begin Task material
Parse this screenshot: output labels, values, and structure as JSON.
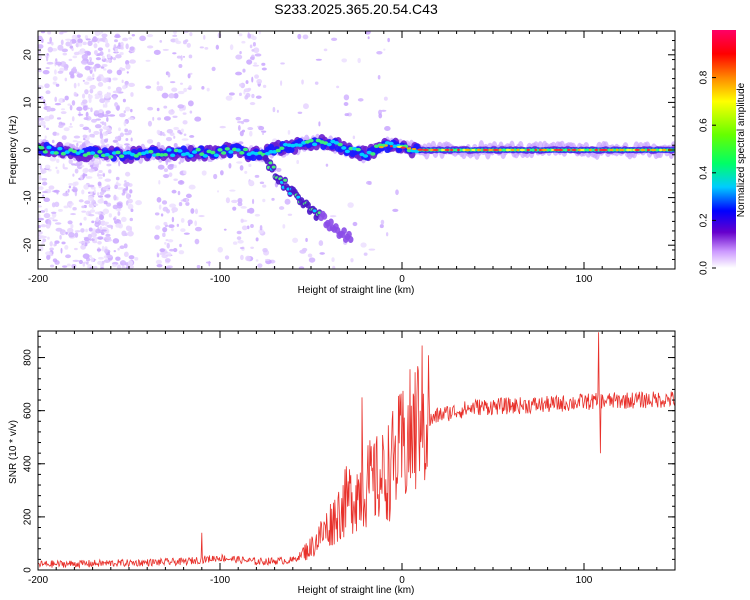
{
  "chart_data": [
    {
      "type": "heatmap",
      "title": "S233.2025.365.20.54.C43",
      "xlabel": "Height of straight line (km)",
      "ylabel": "Frequency (Hz)",
      "xlim": [
        -200,
        150
      ],
      "ylim": [
        -25,
        25
      ],
      "x_ticks": [
        -200,
        -100,
        0,
        100
      ],
      "x_tick_labels": [
        "-200",
        "-100",
        "0",
        "100"
      ],
      "y_ticks": [
        -20,
        -10,
        0,
        10,
        20
      ],
      "y_tick_labels": [
        "-20",
        "-10",
        "0",
        "10",
        "20"
      ],
      "colorbar": {
        "label": "Normalized spectral amplitude",
        "range": [
          0,
          1
        ],
        "ticks": [
          0.0,
          0.2,
          0.4,
          0.6,
          0.8
        ],
        "tick_labels": [
          "0.0",
          "0.2",
          "0.4",
          "0.6",
          "0.8"
        ],
        "colors": [
          "#ffffff",
          "#cc99ff",
          "#6600cc",
          "#0000ff",
          "#00ccff",
          "#00ff66",
          "#66ff00",
          "#ffff00",
          "#ff8800",
          "#ff0000",
          "#ff0066"
        ]
      },
      "ridge": [
        {
          "x": -200,
          "y": 0.5
        },
        {
          "x": -180,
          "y": -0.5
        },
        {
          "x": -160,
          "y": -1
        },
        {
          "x": -140,
          "y": -0.8
        },
        {
          "x": -120,
          "y": -0.6
        },
        {
          "x": -100,
          "y": -0.5
        },
        {
          "x": -90,
          "y": 0
        },
        {
          "x": -80,
          "y": -1
        },
        {
          "x": -70,
          "y": 0
        },
        {
          "x": -50,
          "y": 1.5
        },
        {
          "x": -40,
          "y": 1.5
        },
        {
          "x": -30,
          "y": 0
        },
        {
          "x": -20,
          "y": -1
        },
        {
          "x": -10,
          "y": 1
        },
        {
          "x": 0,
          "y": 0.5
        },
        {
          "x": 10,
          "y": 0
        },
        {
          "x": 150,
          "y": 0
        }
      ],
      "branch": [
        {
          "x": -75,
          "y": -2
        },
        {
          "x": -65,
          "y": -7
        },
        {
          "x": -55,
          "y": -11
        },
        {
          "x": -45,
          "y": -14
        },
        {
          "x": -35,
          "y": -17
        },
        {
          "x": -28,
          "y": -19
        }
      ]
    },
    {
      "type": "line",
      "xlabel": "Height of straight line (km)",
      "ylabel": "SNR (10 * v/v)",
      "xlim": [
        -200,
        150
      ],
      "ylim": [
        0,
        900
      ],
      "x_ticks": [
        -200,
        -100,
        0,
        100
      ],
      "x_tick_labels": [
        "-200",
        "-100",
        "0",
        "100"
      ],
      "y_ticks": [
        0,
        200,
        400,
        600,
        800
      ],
      "y_tick_labels": [
        "0",
        "200",
        "400",
        "600",
        "800"
      ],
      "color": "#e8302a",
      "trend": [
        {
          "x": -200,
          "y": 20
        },
        {
          "x": -150,
          "y": 25
        },
        {
          "x": -120,
          "y": 30
        },
        {
          "x": -100,
          "y": 45
        },
        {
          "x": -80,
          "y": 30
        },
        {
          "x": -60,
          "y": 35
        },
        {
          "x": -50,
          "y": 80
        },
        {
          "x": -40,
          "y": 160
        },
        {
          "x": -30,
          "y": 250
        },
        {
          "x": -20,
          "y": 300
        },
        {
          "x": -10,
          "y": 330
        },
        {
          "x": 0,
          "y": 430
        },
        {
          "x": 10,
          "y": 530
        },
        {
          "x": 20,
          "y": 580
        },
        {
          "x": 40,
          "y": 610
        },
        {
          "x": 60,
          "y": 615
        },
        {
          "x": 80,
          "y": 620
        },
        {
          "x": 100,
          "y": 630
        },
        {
          "x": 120,
          "y": 635
        },
        {
          "x": 150,
          "y": 640
        }
      ],
      "spikes": [
        {
          "x": -110,
          "y": 140
        },
        {
          "x": -22,
          "y": 650
        },
        {
          "x": 10,
          "y": 600
        },
        {
          "x": 108,
          "y": 895
        },
        {
          "x": 109,
          "y": 440
        }
      ]
    }
  ]
}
end Task material
- Exercise details
Transcribe all of the entries word for word, but skip any pictures they contain.

- Solution to this exercise
Parse this screenshot: output labels, values, and structure as JSON.
{
  "chart_data": [
    {
      "type": "heatmap",
      "title": "S233.2025.365.20.54.C43",
      "xlabel": "Height of straight line (km)",
      "ylabel": "Frequency (Hz)",
      "xlim": [
        -200,
        150
      ],
      "ylim": [
        -25,
        25
      ],
      "x_ticks": [
        -200,
        -100,
        0,
        100
      ],
      "x_tick_labels": [
        "-200",
        "-100",
        "0",
        "100"
      ],
      "y_ticks": [
        -20,
        -10,
        0,
        10,
        20
      ],
      "y_tick_labels": [
        "-20",
        "-10",
        "0",
        "10",
        "20"
      ],
      "colorbar": {
        "label": "Normalized spectral amplitude",
        "range": [
          0,
          1
        ],
        "ticks": [
          0.0,
          0.2,
          0.4,
          0.6,
          0.8
        ],
        "tick_labels": [
          "0.0",
          "0.2",
          "0.4",
          "0.6",
          "0.8"
        ],
        "colors": [
          "#ffffff",
          "#cc99ff",
          "#6600cc",
          "#0000ff",
          "#00ccff",
          "#00ff66",
          "#66ff00",
          "#ffff00",
          "#ff8800",
          "#ff0000",
          "#ff0066"
        ]
      },
      "ridge": [
        {
          "x": -200,
          "y": 0.5
        },
        {
          "x": -180,
          "y": -0.5
        },
        {
          "x": -160,
          "y": -1
        },
        {
          "x": -140,
          "y": -0.8
        },
        {
          "x": -120,
          "y": -0.6
        },
        {
          "x": -100,
          "y": -0.5
        },
        {
          "x": -90,
          "y": 0
        },
        {
          "x": -80,
          "y": -1
        },
        {
          "x": -70,
          "y": 0
        },
        {
          "x": -50,
          "y": 1.5
        },
        {
          "x": -40,
          "y": 1.5
        },
        {
          "x": -30,
          "y": 0
        },
        {
          "x": -20,
          "y": -1
        },
        {
          "x": -10,
          "y": 1
        },
        {
          "x": 0,
          "y": 0.5
        },
        {
          "x": 10,
          "y": 0
        },
        {
          "x": 150,
          "y": 0
        }
      ],
      "branch": [
        {
          "x": -75,
          "y": -2
        },
        {
          "x": -65,
          "y": -7
        },
        {
          "x": -55,
          "y": -11
        },
        {
          "x": -45,
          "y": -14
        },
        {
          "x": -35,
          "y": -17
        },
        {
          "x": -28,
          "y": -19
        }
      ]
    },
    {
      "type": "line",
      "xlabel": "Height of straight line (km)",
      "ylabel": "SNR (10 * v/v)",
      "xlim": [
        -200,
        150
      ],
      "ylim": [
        0,
        900
      ],
      "x_ticks": [
        -200,
        -100,
        0,
        100
      ],
      "x_tick_labels": [
        "-200",
        "-100",
        "0",
        "100"
      ],
      "y_ticks": [
        0,
        200,
        400,
        600,
        800
      ],
      "y_tick_labels": [
        "0",
        "200",
        "400",
        "600",
        "800"
      ],
      "color": "#e8302a",
      "trend": [
        {
          "x": -200,
          "y": 20
        },
        {
          "x": -150,
          "y": 25
        },
        {
          "x": -120,
          "y": 30
        },
        {
          "x": -100,
          "y": 45
        },
        {
          "x": -80,
          "y": 30
        },
        {
          "x": -60,
          "y": 35
        },
        {
          "x": -50,
          "y": 80
        },
        {
          "x": -40,
          "y": 160
        },
        {
          "x": -30,
          "y": 250
        },
        {
          "x": -20,
          "y": 300
        },
        {
          "x": -10,
          "y": 330
        },
        {
          "x": 0,
          "y": 430
        },
        {
          "x": 10,
          "y": 530
        },
        {
          "x": 20,
          "y": 580
        },
        {
          "x": 40,
          "y": 610
        },
        {
          "x": 60,
          "y": 615
        },
        {
          "x": 80,
          "y": 620
        },
        {
          "x": 100,
          "y": 630
        },
        {
          "x": 120,
          "y": 635
        },
        {
          "x": 150,
          "y": 640
        }
      ],
      "spikes": [
        {
          "x": -110,
          "y": 140
        },
        {
          "x": -22,
          "y": 650
        },
        {
          "x": 10,
          "y": 600
        },
        {
          "x": 108,
          "y": 895
        },
        {
          "x": 109,
          "y": 440
        }
      ]
    }
  ]
}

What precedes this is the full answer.